* start *

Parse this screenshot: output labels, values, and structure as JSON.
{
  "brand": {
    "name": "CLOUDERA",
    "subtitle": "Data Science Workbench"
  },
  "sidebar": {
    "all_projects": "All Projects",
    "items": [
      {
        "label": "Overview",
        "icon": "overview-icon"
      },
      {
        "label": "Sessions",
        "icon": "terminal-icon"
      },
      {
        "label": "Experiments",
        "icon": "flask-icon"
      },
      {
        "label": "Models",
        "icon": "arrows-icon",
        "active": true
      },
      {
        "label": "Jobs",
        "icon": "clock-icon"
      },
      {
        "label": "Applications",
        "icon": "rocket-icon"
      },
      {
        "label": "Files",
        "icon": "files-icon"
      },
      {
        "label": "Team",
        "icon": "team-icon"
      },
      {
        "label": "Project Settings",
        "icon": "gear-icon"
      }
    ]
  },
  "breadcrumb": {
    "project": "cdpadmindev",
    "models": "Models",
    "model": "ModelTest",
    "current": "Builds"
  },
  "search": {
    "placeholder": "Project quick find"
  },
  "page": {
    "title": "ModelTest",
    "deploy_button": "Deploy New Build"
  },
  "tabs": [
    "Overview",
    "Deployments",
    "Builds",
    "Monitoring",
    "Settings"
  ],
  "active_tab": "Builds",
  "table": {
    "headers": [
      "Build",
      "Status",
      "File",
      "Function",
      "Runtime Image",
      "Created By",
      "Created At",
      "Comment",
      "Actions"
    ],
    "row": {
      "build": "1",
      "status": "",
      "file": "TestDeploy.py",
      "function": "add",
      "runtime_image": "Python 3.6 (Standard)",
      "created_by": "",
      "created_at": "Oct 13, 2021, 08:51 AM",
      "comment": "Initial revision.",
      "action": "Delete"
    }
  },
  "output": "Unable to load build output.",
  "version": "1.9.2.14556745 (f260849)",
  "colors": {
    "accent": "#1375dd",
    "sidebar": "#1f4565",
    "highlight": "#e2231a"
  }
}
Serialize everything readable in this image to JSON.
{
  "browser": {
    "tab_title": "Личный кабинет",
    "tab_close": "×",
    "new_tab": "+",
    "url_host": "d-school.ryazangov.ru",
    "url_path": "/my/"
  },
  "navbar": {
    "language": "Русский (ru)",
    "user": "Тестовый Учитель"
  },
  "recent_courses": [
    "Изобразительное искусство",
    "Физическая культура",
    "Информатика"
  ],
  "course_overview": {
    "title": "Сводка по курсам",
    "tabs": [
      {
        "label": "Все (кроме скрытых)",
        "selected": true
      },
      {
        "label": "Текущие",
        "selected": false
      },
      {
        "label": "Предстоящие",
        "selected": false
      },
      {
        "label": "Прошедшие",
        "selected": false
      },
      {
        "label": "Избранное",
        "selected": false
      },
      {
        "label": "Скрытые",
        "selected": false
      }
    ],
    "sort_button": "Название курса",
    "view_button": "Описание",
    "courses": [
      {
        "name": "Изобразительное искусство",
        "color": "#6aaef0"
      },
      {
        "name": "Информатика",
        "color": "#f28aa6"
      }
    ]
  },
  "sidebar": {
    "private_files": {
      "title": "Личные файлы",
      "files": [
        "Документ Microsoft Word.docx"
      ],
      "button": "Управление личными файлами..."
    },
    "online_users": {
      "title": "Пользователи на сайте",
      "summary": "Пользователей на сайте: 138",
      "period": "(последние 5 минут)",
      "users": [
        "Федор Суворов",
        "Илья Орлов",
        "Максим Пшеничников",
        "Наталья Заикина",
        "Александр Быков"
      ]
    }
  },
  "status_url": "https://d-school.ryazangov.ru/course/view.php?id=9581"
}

* end *

Requirement: Please reproduce all of the entries exactly as they stand.

Task result:
Parse this screenshot: output labels, values, and structure as JSON.
{
  "brand": {
    "name": "CLOUDERA",
    "subtitle": "Data Science Workbench"
  },
  "sidebar": {
    "all_projects": "All Projects",
    "items": [
      {
        "label": "Overview",
        "icon": "overview-icon"
      },
      {
        "label": "Sessions",
        "icon": "terminal-icon"
      },
      {
        "label": "Experiments",
        "icon": "flask-icon"
      },
      {
        "label": "Models",
        "icon": "arrows-icon",
        "active": true
      },
      {
        "label": "Jobs",
        "icon": "clock-icon"
      },
      {
        "label": "Applications",
        "icon": "rocket-icon"
      },
      {
        "label": "Files",
        "icon": "files-icon"
      },
      {
        "label": "Team",
        "icon": "team-icon"
      },
      {
        "label": "Project Settings",
        "icon": "gear-icon"
      }
    ]
  },
  "breadcrumb": {
    "project": "cdpadmindev",
    "models": "Models",
    "model": "ModelTest",
    "current": "Builds"
  },
  "search": {
    "placeholder": "Project quick find"
  },
  "page": {
    "title": "ModelTest",
    "deploy_button": "Deploy New Build"
  },
  "tabs": [
    "Overview",
    "Deployments",
    "Builds",
    "Monitoring",
    "Settings"
  ],
  "active_tab": "Builds",
  "table": {
    "headers": [
      "Build",
      "Status",
      "File",
      "Function",
      "Runtime Image",
      "Created By",
      "Created At",
      "Comment",
      "Actions"
    ],
    "row": {
      "build": "1",
      "status": "",
      "file": "TestDeploy.py",
      "function": "add",
      "runtime_image": "Python 3.6 (Standard)",
      "created_by": "",
      "created_at": "Oct 13, 2021, 08:51 AM",
      "comment": "Initial revision.",
      "action": "Delete"
    }
  },
  "output": "Unable to load build output.",
  "version": "1.9.2.14556745 (f260849)",
  "colors": {
    "accent": "#1375dd",
    "sidebar": "#1f4565",
    "highlight": "#e2231a"
  }
}
Serialize everything readable in this image to JSON.
{
  "browser": {
    "tab_title": "Личный кабинет",
    "tab_close": "×",
    "new_tab": "+",
    "url_host": "d-school.ryazangov.ru",
    "url_path": "/my/"
  },
  "navbar": {
    "language": "Русский (ru)",
    "user": "Тестовый Учитель"
  },
  "recent_courses": [
    "Изобразительное искусство",
    "Физическая культура",
    "Информатика"
  ],
  "course_overview": {
    "title": "Сводка по курсам",
    "tabs": [
      {
        "label": "Все (кроме скрытых)",
        "selected": true
      },
      {
        "label": "Текущие",
        "selected": false
      },
      {
        "label": "Предстоящие",
        "selected": false
      },
      {
        "label": "Прошедшие",
        "selected": false
      },
      {
        "label": "Избранное",
        "selected": false
      },
      {
        "label": "Скрытые",
        "selected": false
      }
    ],
    "sort_button": "Название курса",
    "view_button": "Описание",
    "courses": [
      {
        "name": "Изобразительное искусство",
        "color": "#6aaef0"
      },
      {
        "name": "Информатика",
        "color": "#f28aa6"
      }
    ]
  },
  "sidebar": {
    "private_files": {
      "title": "Личные файлы",
      "files": [
        "Документ Microsoft Word.docx"
      ],
      "button": "Управление личными файлами..."
    },
    "online_users": {
      "title": "Пользователи на сайте",
      "summary": "Пользователей на сайте: 138",
      "period": "(последние 5 минут)",
      "users": [
        "Федор Суворов",
        "Илья Орлов",
        "Максим Пшеничников",
        "Наталья Заикина",
        "Александр Быков"
      ]
    }
  },
  "status_url": "https://d-school.ryazangov.ru/course/view.php?id=9581"
}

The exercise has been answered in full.